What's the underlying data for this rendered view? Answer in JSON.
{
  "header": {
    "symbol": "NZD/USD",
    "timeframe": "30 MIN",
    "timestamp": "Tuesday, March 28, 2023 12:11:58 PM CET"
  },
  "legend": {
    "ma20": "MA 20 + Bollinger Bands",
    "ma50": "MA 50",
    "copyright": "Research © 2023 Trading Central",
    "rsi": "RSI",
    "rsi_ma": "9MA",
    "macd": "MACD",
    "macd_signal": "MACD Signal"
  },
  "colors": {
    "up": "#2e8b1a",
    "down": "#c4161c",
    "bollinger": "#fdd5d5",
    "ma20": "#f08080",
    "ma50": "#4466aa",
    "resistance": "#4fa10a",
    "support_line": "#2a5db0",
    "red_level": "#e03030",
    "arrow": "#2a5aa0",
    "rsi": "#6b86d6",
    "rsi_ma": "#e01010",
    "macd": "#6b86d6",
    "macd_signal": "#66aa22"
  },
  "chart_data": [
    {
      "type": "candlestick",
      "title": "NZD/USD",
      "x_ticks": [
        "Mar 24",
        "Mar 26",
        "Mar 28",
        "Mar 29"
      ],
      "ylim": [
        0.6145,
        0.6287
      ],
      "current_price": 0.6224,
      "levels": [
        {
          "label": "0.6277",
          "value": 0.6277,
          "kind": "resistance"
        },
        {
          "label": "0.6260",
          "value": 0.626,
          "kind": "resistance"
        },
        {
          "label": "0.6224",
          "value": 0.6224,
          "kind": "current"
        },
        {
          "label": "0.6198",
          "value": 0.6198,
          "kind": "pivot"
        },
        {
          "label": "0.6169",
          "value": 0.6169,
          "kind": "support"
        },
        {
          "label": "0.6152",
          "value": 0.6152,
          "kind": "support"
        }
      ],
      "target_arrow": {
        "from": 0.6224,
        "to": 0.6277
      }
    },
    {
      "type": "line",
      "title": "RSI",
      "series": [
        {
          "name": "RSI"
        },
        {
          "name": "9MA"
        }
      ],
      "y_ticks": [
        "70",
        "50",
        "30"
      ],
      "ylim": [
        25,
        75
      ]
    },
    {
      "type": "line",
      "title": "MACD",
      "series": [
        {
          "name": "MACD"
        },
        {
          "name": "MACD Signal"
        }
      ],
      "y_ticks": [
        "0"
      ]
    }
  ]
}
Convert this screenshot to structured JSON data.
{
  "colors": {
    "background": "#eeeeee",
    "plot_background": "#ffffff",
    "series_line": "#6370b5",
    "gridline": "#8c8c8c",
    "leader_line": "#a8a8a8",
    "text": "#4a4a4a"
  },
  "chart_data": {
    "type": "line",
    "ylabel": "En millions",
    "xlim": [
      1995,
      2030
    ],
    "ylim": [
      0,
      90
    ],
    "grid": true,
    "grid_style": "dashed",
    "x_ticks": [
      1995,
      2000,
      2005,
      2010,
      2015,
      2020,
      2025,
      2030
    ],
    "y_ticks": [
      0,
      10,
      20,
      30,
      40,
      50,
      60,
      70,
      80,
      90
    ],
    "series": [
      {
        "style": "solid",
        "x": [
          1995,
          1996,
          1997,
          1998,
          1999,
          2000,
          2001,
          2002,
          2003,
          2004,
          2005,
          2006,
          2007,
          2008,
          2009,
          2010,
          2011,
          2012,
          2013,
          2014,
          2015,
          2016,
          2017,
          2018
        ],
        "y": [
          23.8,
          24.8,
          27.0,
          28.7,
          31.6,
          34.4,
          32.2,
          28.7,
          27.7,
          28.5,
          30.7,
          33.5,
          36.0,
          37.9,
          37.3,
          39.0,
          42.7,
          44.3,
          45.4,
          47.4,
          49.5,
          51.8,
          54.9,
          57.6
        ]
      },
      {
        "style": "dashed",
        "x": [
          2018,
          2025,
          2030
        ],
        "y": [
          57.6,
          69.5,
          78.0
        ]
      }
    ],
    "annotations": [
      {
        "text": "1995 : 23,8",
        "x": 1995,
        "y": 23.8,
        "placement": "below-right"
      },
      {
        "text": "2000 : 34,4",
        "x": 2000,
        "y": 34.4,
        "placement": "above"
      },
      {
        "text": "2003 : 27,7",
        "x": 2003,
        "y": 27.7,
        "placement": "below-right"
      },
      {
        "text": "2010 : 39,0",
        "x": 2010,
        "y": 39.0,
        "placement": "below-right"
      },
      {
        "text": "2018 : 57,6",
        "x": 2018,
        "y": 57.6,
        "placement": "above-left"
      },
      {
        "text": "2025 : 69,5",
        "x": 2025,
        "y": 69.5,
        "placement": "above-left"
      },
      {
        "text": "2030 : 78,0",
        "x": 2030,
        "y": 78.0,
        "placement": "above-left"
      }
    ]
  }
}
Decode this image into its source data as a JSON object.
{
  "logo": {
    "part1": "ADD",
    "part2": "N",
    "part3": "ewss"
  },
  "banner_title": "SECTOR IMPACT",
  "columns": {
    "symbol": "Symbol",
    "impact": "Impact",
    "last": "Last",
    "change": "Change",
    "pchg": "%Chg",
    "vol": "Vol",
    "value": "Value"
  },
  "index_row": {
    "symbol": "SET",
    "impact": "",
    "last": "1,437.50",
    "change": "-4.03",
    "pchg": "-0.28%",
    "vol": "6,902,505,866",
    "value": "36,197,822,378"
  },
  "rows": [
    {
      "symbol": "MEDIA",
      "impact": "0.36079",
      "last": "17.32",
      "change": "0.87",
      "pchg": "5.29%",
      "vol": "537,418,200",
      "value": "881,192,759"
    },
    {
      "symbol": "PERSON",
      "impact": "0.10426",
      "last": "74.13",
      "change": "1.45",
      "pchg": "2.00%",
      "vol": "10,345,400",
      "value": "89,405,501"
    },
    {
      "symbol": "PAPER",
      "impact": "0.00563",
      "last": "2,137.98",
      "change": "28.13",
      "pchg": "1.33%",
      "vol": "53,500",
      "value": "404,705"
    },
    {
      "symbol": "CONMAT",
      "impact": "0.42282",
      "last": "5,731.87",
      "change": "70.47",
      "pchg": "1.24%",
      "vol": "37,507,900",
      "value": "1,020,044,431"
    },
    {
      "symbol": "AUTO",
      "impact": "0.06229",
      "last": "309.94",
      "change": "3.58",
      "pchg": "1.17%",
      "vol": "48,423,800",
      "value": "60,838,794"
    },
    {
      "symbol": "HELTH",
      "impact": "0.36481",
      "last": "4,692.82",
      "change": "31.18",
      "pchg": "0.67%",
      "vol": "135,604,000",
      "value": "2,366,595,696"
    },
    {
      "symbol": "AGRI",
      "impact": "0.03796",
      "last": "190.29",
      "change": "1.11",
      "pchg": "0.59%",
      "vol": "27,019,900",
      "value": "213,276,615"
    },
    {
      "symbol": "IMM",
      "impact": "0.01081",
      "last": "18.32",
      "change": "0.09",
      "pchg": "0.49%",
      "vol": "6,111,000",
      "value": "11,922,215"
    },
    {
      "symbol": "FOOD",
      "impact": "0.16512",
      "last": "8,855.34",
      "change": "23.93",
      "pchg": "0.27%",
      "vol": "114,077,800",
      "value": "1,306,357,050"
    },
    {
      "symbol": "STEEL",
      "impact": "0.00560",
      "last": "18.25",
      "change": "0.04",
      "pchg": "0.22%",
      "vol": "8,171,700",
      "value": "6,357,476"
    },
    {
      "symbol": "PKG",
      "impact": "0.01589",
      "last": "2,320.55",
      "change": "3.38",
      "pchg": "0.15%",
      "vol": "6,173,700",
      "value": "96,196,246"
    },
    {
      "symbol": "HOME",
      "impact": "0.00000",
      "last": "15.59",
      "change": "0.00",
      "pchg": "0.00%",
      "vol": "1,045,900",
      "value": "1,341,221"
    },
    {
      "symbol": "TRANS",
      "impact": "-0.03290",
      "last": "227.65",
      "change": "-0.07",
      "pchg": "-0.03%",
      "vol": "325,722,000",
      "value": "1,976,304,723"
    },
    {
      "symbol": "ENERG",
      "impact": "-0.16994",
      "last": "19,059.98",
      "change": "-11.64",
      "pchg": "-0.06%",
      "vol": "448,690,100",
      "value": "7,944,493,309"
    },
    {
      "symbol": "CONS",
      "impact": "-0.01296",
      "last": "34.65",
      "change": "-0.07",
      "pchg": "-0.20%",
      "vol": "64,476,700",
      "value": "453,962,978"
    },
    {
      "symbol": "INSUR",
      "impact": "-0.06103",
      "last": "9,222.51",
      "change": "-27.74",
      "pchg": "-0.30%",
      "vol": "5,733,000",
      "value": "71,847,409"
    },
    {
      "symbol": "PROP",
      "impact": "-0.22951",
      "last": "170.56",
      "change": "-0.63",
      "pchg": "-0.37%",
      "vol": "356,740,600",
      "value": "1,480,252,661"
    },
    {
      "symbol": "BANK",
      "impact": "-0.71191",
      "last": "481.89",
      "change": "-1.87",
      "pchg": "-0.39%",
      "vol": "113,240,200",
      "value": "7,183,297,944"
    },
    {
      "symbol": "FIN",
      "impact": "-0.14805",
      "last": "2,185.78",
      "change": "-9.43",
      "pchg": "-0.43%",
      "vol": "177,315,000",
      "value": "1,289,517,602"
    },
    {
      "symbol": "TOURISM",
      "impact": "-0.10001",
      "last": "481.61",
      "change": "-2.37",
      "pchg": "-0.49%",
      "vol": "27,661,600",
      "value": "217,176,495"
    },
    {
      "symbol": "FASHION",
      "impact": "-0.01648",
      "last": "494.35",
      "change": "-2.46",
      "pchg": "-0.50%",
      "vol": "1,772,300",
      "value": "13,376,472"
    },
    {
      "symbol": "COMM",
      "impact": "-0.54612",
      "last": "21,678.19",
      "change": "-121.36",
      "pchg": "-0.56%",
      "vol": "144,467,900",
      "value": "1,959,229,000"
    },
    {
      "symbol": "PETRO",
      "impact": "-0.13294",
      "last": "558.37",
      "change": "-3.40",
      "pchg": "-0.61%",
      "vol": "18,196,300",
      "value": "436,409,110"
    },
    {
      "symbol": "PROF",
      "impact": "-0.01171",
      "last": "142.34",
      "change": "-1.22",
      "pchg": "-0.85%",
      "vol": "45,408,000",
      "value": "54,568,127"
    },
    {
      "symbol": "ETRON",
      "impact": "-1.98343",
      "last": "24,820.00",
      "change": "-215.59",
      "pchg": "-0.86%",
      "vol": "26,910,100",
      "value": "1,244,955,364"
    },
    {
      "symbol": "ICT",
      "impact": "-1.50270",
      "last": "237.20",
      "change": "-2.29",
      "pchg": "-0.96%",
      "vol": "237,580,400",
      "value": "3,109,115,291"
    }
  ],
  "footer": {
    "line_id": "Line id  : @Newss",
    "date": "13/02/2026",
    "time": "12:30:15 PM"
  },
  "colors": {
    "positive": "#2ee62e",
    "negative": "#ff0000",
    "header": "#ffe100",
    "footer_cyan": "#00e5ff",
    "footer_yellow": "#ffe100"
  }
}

▶ [Instructions for the task]:
Read the entries and pick out all lines that include the word "this".

▶ [Complete output]:
What's the underlying data for this rendered view? Answer in JSON.
Convert this screenshot to structured JSON data.
Decode this image into its source data as a JSON object.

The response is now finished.